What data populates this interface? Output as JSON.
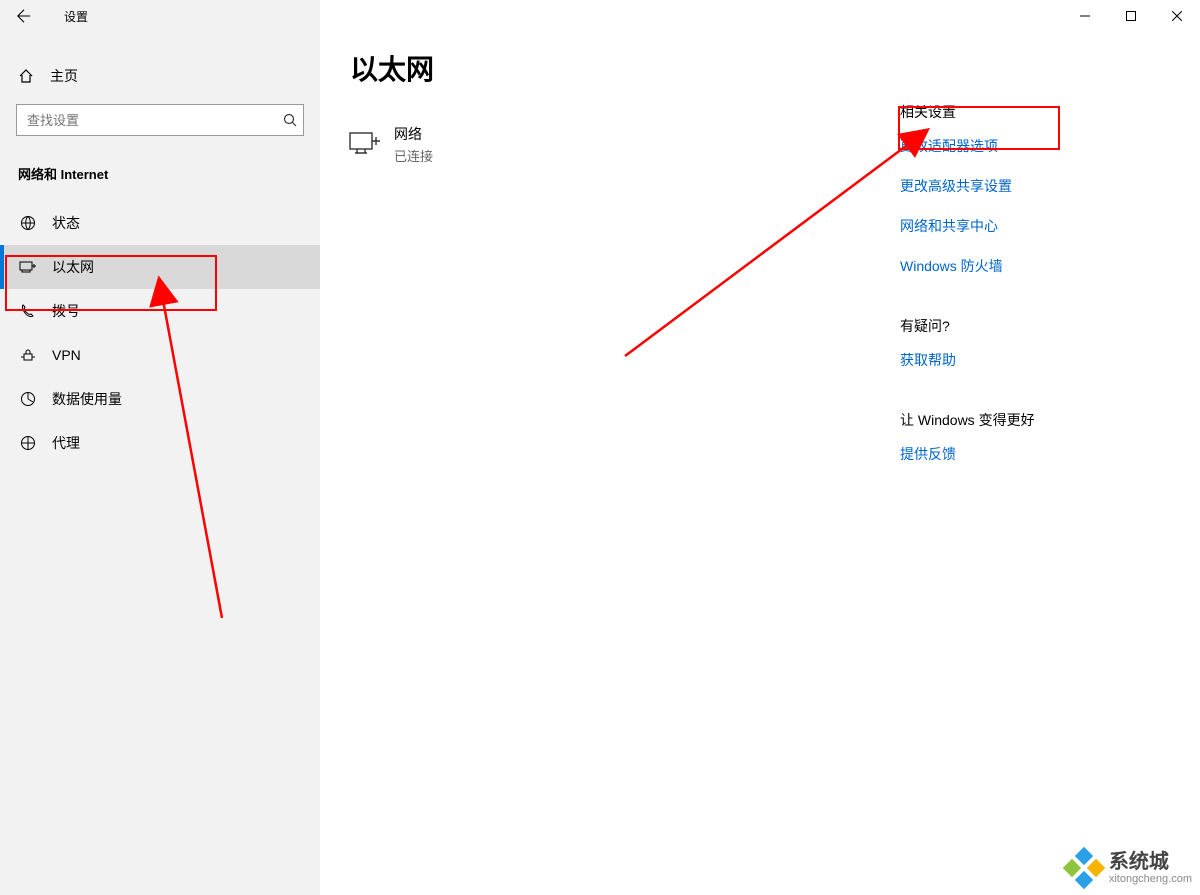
{
  "titlebar": {
    "title": "设置"
  },
  "sidebar": {
    "home_label": "主页",
    "search_placeholder": "查找设置",
    "group_title": "网络和 Internet",
    "items": [
      {
        "label": "状态"
      },
      {
        "label": "以太网"
      },
      {
        "label": "拨号"
      },
      {
        "label": "VPN"
      },
      {
        "label": "数据使用量"
      },
      {
        "label": "代理"
      }
    ]
  },
  "main": {
    "page_title": "以太网",
    "network": {
      "name": "网络",
      "status": "已连接"
    }
  },
  "rail": {
    "related_heading": "相关设置",
    "links": {
      "adapter": "更改适配器选项",
      "sharing": "更改高级共享设置",
      "center": "网络和共享中心",
      "firewall": "Windows 防火墙"
    },
    "questions_heading": "有疑问?",
    "help_link": "获取帮助",
    "improve_heading": "让 Windows 变得更好",
    "feedback_link": "提供反馈"
  },
  "watermark": {
    "brand": "系统城",
    "url": "xitongcheng.com"
  },
  "colors": {
    "accent": "#0078d7",
    "link": "#0066cc",
    "annot": "#ff0000"
  }
}
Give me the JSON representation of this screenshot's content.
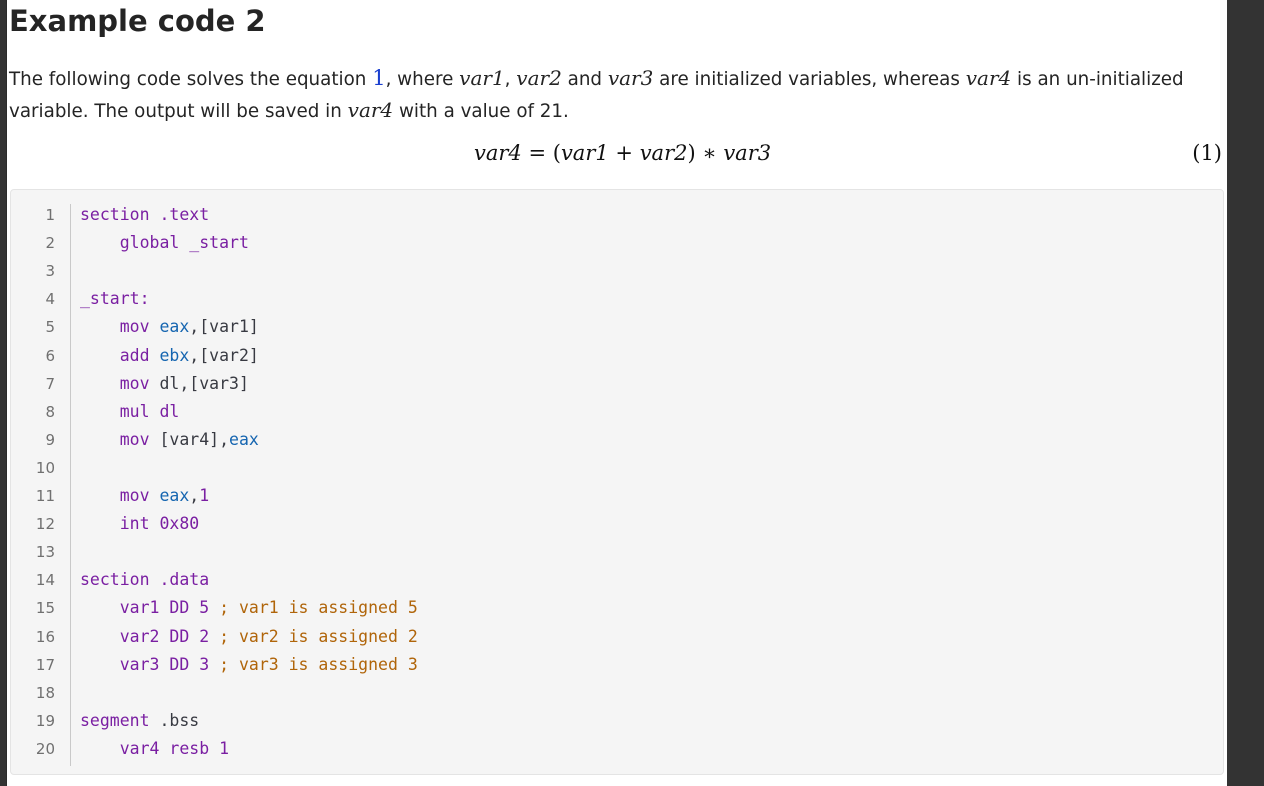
{
  "heading": "Example code 2",
  "intro": {
    "t1": "The following code solves the equation ",
    "ref": "1",
    "t2": ", where ",
    "v1": "var1",
    "t3": ", ",
    "v2": "var2",
    "t4": " and ",
    "v3": "var3",
    "t5": " are initialized variables, whereas ",
    "v4": "var4",
    "t6": " is an un-initialized variable. The output will be saved in ",
    "v5": "var4",
    "t7": " with a value of 21."
  },
  "equation": {
    "lhs": "var4",
    "eq": " = (",
    "a": "var1",
    "plus": " + ",
    "b": "var2",
    "times": ") ∗ ",
    "c": "var3",
    "number": "(1)"
  },
  "code": {
    "lines": [
      {
        "n": "1",
        "tokens": [
          {
            "t": "section",
            "c": "kw"
          },
          {
            "t": " .text",
            "c": "num"
          }
        ]
      },
      {
        "n": "2",
        "tokens": [
          {
            "t": "    global",
            "c": "kw"
          },
          {
            "t": " _start",
            "c": "num"
          }
        ]
      },
      {
        "n": "3",
        "tokens": []
      },
      {
        "n": "4",
        "tokens": [
          {
            "t": "_start:",
            "c": "kw"
          }
        ]
      },
      {
        "n": "5",
        "tokens": [
          {
            "t": "    mov ",
            "c": "kw"
          },
          {
            "t": "eax",
            "c": "reg"
          },
          {
            "t": ",[var1]",
            "c": "pl"
          }
        ]
      },
      {
        "n": "6",
        "tokens": [
          {
            "t": "    add ",
            "c": "kw"
          },
          {
            "t": "ebx",
            "c": "reg"
          },
          {
            "t": ",[var2]",
            "c": "pl"
          }
        ]
      },
      {
        "n": "7",
        "tokens": [
          {
            "t": "    mov ",
            "c": "kw"
          },
          {
            "t": "dl",
            "c": "pl"
          },
          {
            "t": ",[var3]",
            "c": "pl"
          }
        ]
      },
      {
        "n": "8",
        "tokens": [
          {
            "t": "    mul ",
            "c": "kw"
          },
          {
            "t": "dl",
            "c": "kw"
          }
        ]
      },
      {
        "n": "9",
        "tokens": [
          {
            "t": "    mov ",
            "c": "kw"
          },
          {
            "t": "[var4],",
            "c": "pl"
          },
          {
            "t": "eax",
            "c": "reg"
          }
        ]
      },
      {
        "n": "10",
        "tokens": []
      },
      {
        "n": "11",
        "tokens": [
          {
            "t": "    mov ",
            "c": "kw"
          },
          {
            "t": "eax",
            "c": "reg"
          },
          {
            "t": ",",
            "c": "pl"
          },
          {
            "t": "1",
            "c": "num"
          }
        ]
      },
      {
        "n": "12",
        "tokens": [
          {
            "t": "    int ",
            "c": "kw"
          },
          {
            "t": "0x80",
            "c": "num"
          }
        ]
      },
      {
        "n": "13",
        "tokens": []
      },
      {
        "n": "14",
        "tokens": [
          {
            "t": "section",
            "c": "kw"
          },
          {
            "t": " .data",
            "c": "num"
          }
        ]
      },
      {
        "n": "15",
        "tokens": [
          {
            "t": "    var1 ",
            "c": "kw"
          },
          {
            "t": "DD ",
            "c": "kw"
          },
          {
            "t": "5",
            "c": "num"
          },
          {
            "t": " ; var1 is assigned 5",
            "c": "cm"
          }
        ]
      },
      {
        "n": "16",
        "tokens": [
          {
            "t": "    var2 ",
            "c": "kw"
          },
          {
            "t": "DD ",
            "c": "kw"
          },
          {
            "t": "2",
            "c": "num"
          },
          {
            "t": " ; var2 is assigned 2",
            "c": "cm"
          }
        ]
      },
      {
        "n": "17",
        "tokens": [
          {
            "t": "    var3 ",
            "c": "kw"
          },
          {
            "t": "DD ",
            "c": "kw"
          },
          {
            "t": "3",
            "c": "num"
          },
          {
            "t": " ; var3 is assigned 3",
            "c": "cm"
          }
        ]
      },
      {
        "n": "18",
        "tokens": []
      },
      {
        "n": "19",
        "tokens": [
          {
            "t": "segment",
            "c": "kw"
          },
          {
            "t": " .bss",
            "c": "pl"
          }
        ]
      },
      {
        "n": "20",
        "tokens": [
          {
            "t": "    var4 ",
            "c": "kw"
          },
          {
            "t": "resb ",
            "c": "kw"
          },
          {
            "t": "1",
            "c": "num"
          }
        ]
      }
    ]
  },
  "colors": {
    "keyword": "#7a1fa2",
    "register": "#1565b0",
    "comment": "#b0650a",
    "link": "#1a3fcf"
  }
}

———

*BRIEF*
Pick out the lines above that hold the string "assigned" and show them.

*EXERCISE RESPONSE*
            "t": " ; var1 is assigned 5",
            "t": " ; var2 is assigned 2",
            "t": " ; var3 is assigned 3",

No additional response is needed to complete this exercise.